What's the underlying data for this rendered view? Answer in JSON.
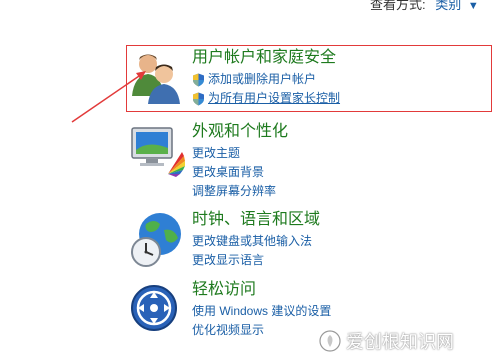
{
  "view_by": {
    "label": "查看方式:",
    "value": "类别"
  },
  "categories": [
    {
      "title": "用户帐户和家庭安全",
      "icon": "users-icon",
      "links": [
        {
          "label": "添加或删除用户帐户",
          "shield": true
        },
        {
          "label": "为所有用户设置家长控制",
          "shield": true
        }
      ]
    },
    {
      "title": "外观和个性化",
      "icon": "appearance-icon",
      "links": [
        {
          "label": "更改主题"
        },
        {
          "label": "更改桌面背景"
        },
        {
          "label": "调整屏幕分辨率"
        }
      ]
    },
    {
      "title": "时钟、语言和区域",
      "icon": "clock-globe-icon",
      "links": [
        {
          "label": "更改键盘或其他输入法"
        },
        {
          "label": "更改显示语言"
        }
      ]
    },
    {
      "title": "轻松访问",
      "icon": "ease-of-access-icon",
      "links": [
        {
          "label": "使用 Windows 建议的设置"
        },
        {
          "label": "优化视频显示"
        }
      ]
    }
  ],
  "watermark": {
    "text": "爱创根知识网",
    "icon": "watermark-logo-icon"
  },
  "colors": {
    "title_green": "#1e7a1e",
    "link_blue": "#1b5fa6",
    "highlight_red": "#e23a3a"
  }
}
-.-.-
* [What this task involves]:
Nothing in the entries above should change when they are printed again, except that the pictures are dropped.

* [Expected answer]:
What's the underlying data for this rendered view? Answer in JSON.
{
  "view_by": {
    "label": "查看方式:",
    "value": "类别"
  },
  "categories": [
    {
      "title": "用户帐户和家庭安全",
      "icon": "users-icon",
      "links": [
        {
          "label": "添加或删除用户帐户",
          "shield": true
        },
        {
          "label": "为所有用户设置家长控制",
          "shield": true
        }
      ]
    },
    {
      "title": "外观和个性化",
      "icon": "appearance-icon",
      "links": [
        {
          "label": "更改主题"
        },
        {
          "label": "更改桌面背景"
        },
        {
          "label": "调整屏幕分辨率"
        }
      ]
    },
    {
      "title": "时钟、语言和区域",
      "icon": "clock-globe-icon",
      "links": [
        {
          "label": "更改键盘或其他输入法"
        },
        {
          "label": "更改显示语言"
        }
      ]
    },
    {
      "title": "轻松访问",
      "icon": "ease-of-access-icon",
      "links": [
        {
          "label": "使用 Windows 建议的设置"
        },
        {
          "label": "优化视频显示"
        }
      ]
    }
  ],
  "watermark": {
    "text": "爱创根知识网",
    "icon": "watermark-logo-icon"
  },
  "colors": {
    "title_green": "#1e7a1e",
    "link_blue": "#1b5fa6",
    "highlight_red": "#e23a3a"
  }
}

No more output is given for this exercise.